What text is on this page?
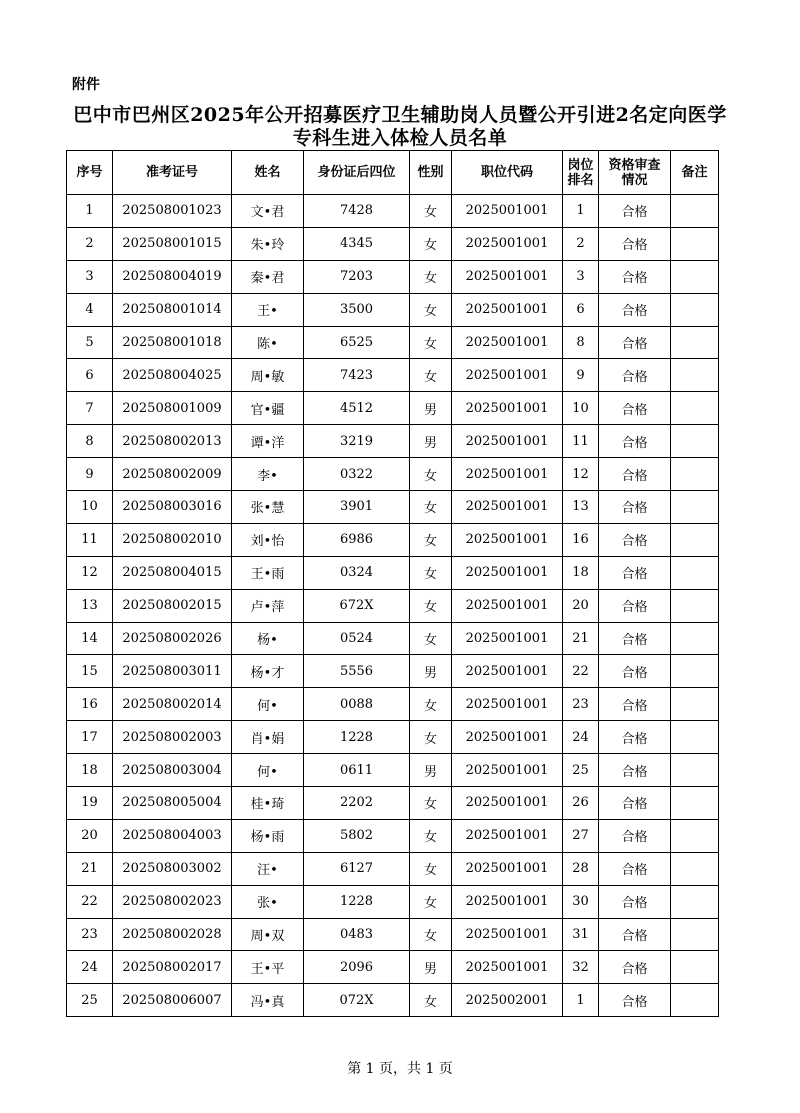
附件
巴中市巴州区2025年公开招募医疗卫生辅助岗人员暨公开引进2名定向医学
专科生进入体检人员名单
序号	准考证号	姓名	身份证后四位	性别	职位代码	岗位排名	资格审查情况	备注
1	202508001023	文•君	7428	女	2025001001	1	合格	
2	202508001015	朱•玲	4345	女	2025001001	2	合格	
3	202508004019	秦•君	7203	女	2025001001	3	合格	
4	202508001014	王•	3500	女	2025001001	6	合格	
5	202508001018	陈•	6525	女	2025001001	8	合格	
6	202508004025	周•敏	7423	女	2025001001	9	合格	
7	202508001009	官•疆	4512	男	2025001001	10	合格	
8	202508002013	谭•洋	3219	男	2025001001	11	合格	
9	202508002009	李•	0322	女	2025001001	12	合格	
10	202508003016	张•慧	3901	女	2025001001	13	合格	
11	202508002010	刘•怡	6986	女	2025001001	16	合格	
12	202508004015	王•雨	0324	女	2025001001	18	合格	
13	202508002015	卢•萍	672X	女	2025001001	20	合格	
14	202508002026	杨•	0524	女	2025001001	21	合格	
15	202508003011	杨•才	5556	男	2025001001	22	合格	
16	202508002014	何•	0088	女	2025001001	23	合格	
17	202508002003	肖•娟	1228	女	2025001001	24	合格	
18	202508003004	何•	0611	男	2025001001	25	合格	
19	202508005004	桂•琦	2202	女	2025001001	26	合格	
20	202508004003	杨•雨	5802	女	2025001001	27	合格	
21	202508003002	汪•	6127	女	2025001001	28	合格	
22	202508002023	张•	1228	女	2025001001	30	合格	
23	202508002028	周•双	0483	女	2025001001	31	合格	
24	202508002017	王•平	2096	男	2025001001	32	合格	
25	202508006007	冯•真	072X	女	2025002001	1	合格	
第 1 页，共 1 页
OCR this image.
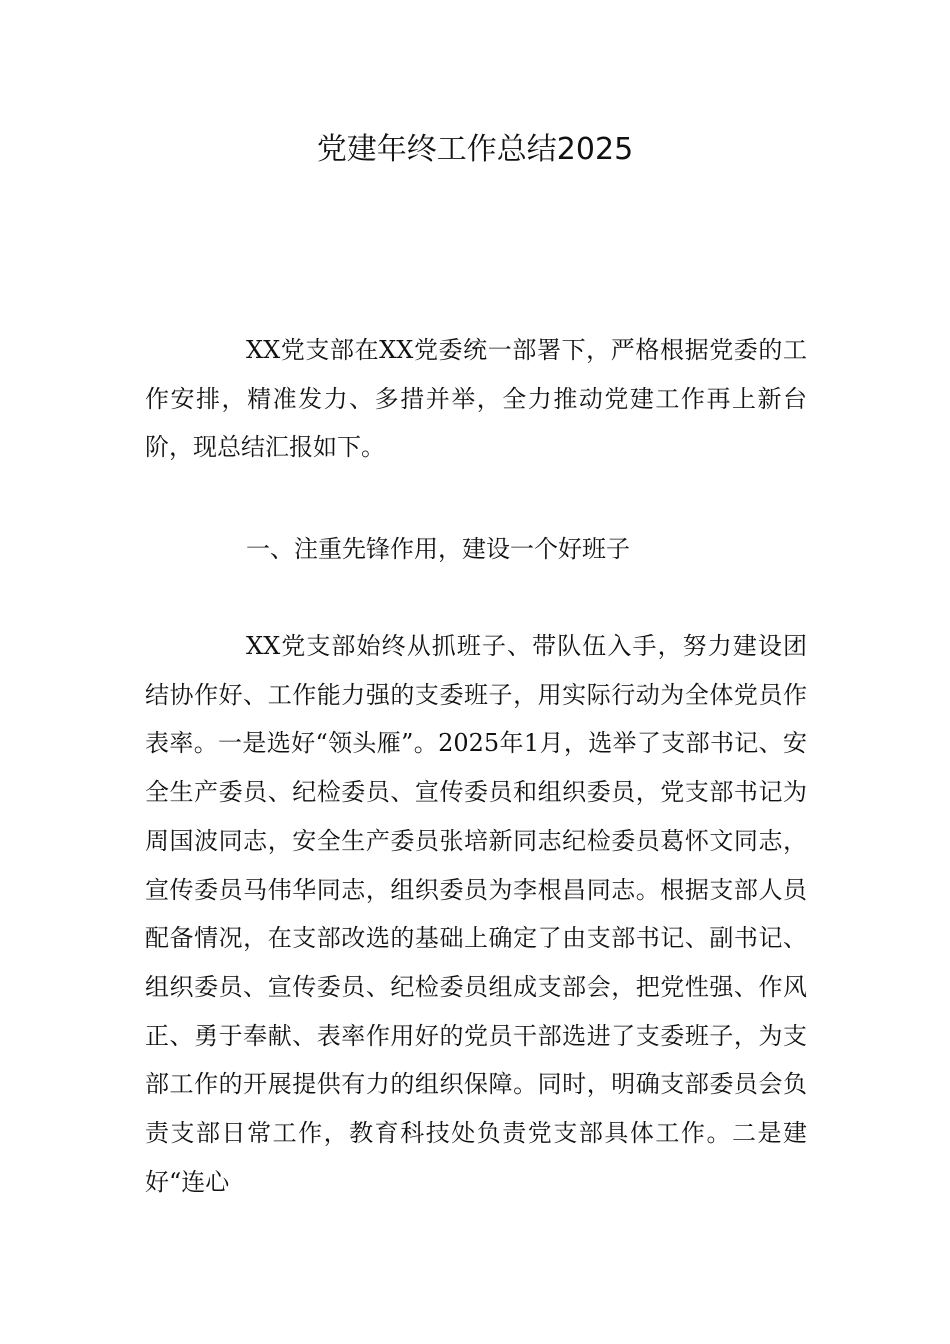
党建年终工作总结2025

XX党支部在XX党委统一部署下，严格根据党委的工作安排，精准发力、多措并举，全力推动党建工作再上新台阶，现总结汇报如下。

一、注重先锋作用，建设一个好班子

XX党支部始终从抓班子、带队伍入手，努力建设团结协作好、工作能力强的支委班子，用实际行动为全体党员作表率。一是选好“领头雁”。2025年1月，选举了支部书记、安全生产委员、纪检委员、宣传委员和组织委员，党支部书记为周国波同志，安全生产委员张培新同志纪检委员葛怀文同志，宣传委员马伟华同志，组织委员为李根昌同志。根据支部人员配备情况，在支部改选的基础上确定了由支部书记、副书记、组织委员、宣传委员、纪检委员组成支部会，把党性强、作风正、勇于奉献、表率作用好的党员干部选进了支委班子，为支部工作的开展提供有力的组织保障。同时，明确支部委员会负责支部日常工作，教育科技处负责党支部具体工作。二是建好“连心
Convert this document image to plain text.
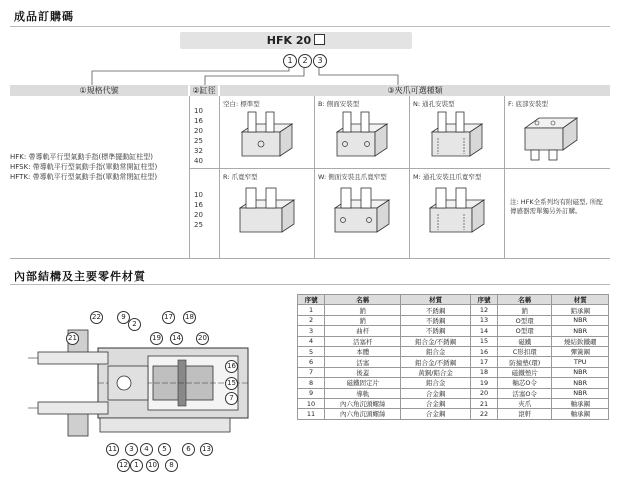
成品訂購碼
HFK 20
1	2	3
①規格代號	②缸徑	③夾爪可選種類
HFK: 帶導軌平行型氣動手指(標準擺動缸柱型)
HFSK: 帶導軌平行型氣動手指(單動常開缸柱型)
HFTK: 帶導軌平行型氣動手指(單動常閉缸柱型)
10
16
20
25
32
40
10
16
20
25
空白: 標準型	B: 側面安裝型	N: 通孔安裝型	F: 底部安裝型
R: 爪寬窄型	W: 側面安裝且爪寬窄型	M: 通孔安裝且爪寬窄型
注: HFK全系列均有附磁型, 所配傳感器需單獨另外訂購。
內部結構及主要零件材質
22	9
2
17 18
21	19 14 20
16
15
7
11	3	4	5	6	13
12 1	10	8
序號	名稱	材質	序號	名稱	材質
1	銷	不銹鋼	12	銷	鋁承鋼
2	銷	不銹鋼	13	O型環	NBR
3	曲杆	不銹鋼	14	O型環	NBR
4	活塞杆	鋁合金/不銹鋼	15	磁鐵	燒結釹鐵硼
5	本體	鋁合金	16	C形扣環	彈簧鋼
6	活塞	鋁合金/不銹鋼	17	防撞墊(環)	TPU
7	後蓋	黃銅/鋁合金	18	磁鐵墊片	NBR
8	磁鐵固定片	鋁合金	19	軸芯O令	NBR
9	導軌	合金鋼	20	活塞O令	NBR
10	內六角沉頭螺絲	合金鋼	21	夾爪	軸承鋼
11	內六角沉頭螺絲	合金鋼	22	滾軒	軸承鋼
==================================================
**Written instruction**
Give back, word for word, the lines from the line that contains "Convert this document image to plain text." through the last line of the records, with no pictures and nothing else.

**Worked solution**
Convert this document image to plain text.
成品訂購碼
HFK 20
1	2	3
①規格代號	②缸徑	③夾爪可選種類
HFK: 帶導軌平行型氣動手指(標準擺動缸柱型)
HFSK: 帶導軌平行型氣動手指(單動常開缸柱型)
HFTK: 帶導軌平行型氣動手指(單動常閉缸柱型)
10
16
20
25
32
40
10
16
20
25
空白: 標準型	B: 側面安裝型	N: 通孔安裝型	F: 底部安裝型
R: 爪寬窄型	W: 側面安裝且爪寬窄型	M: 通孔安裝且爪寬窄型
注: HFK全系列均有附磁型, 所配傳感器需單獨另外訂購。
內部結構及主要零件材質
22	9
2
17 18
21	19 14 20
16
15
7
11	3	4	5	6	13
12 1	10	8
序號	名稱	材質	序號	名稱	材質
1	銷	不銹鋼	12	銷	鋁承鋼
2	銷	不銹鋼	13	O型環	NBR
3	曲杆	不銹鋼	14	O型環	NBR
4	活塞杆	鋁合金/不銹鋼	15	磁鐵	燒結釹鐵硼
5	本體	鋁合金	16	C形扣環	彈簧鋼
6	活塞	鋁合金/不銹鋼	17	防撞墊(環)	TPU
7	後蓋	黃銅/鋁合金	18	磁鐵墊片	NBR
8	磁鐵固定片	鋁合金	19	軸芯O令	NBR
9	導軌	合金鋼	20	活塞O令	NBR
10	內六角沉頭螺絲	合金鋼	21	夾爪	軸承鋼
11	內六角沉頭螺絲	合金鋼	22	滾軒	軸承鋼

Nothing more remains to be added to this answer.